===== Source material =====

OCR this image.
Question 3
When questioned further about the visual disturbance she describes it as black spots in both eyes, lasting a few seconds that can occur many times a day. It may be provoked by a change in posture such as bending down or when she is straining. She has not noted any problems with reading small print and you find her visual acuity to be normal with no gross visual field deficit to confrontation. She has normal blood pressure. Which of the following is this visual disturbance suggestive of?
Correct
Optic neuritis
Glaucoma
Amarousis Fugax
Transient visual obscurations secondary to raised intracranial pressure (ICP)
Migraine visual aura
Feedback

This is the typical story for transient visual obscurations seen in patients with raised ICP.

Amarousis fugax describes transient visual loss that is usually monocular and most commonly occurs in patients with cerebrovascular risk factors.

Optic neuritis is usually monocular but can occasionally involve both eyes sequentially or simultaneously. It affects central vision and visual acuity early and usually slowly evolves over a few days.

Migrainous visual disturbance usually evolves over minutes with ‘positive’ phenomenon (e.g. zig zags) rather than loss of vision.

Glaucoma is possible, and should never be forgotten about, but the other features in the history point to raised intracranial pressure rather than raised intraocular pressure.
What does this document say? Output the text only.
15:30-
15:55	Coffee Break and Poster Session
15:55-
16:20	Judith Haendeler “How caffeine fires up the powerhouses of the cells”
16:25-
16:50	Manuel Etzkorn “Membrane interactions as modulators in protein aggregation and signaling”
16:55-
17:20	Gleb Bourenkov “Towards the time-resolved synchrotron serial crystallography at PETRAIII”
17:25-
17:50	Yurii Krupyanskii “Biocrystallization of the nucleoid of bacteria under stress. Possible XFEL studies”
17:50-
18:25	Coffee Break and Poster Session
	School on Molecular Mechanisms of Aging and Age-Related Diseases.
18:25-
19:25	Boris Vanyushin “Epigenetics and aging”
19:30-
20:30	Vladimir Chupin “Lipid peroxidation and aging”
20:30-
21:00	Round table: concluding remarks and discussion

=====

When the records above are checked line by line, how many lines contain the word "Session"? Please give only that number.

• Response for this exercise:
2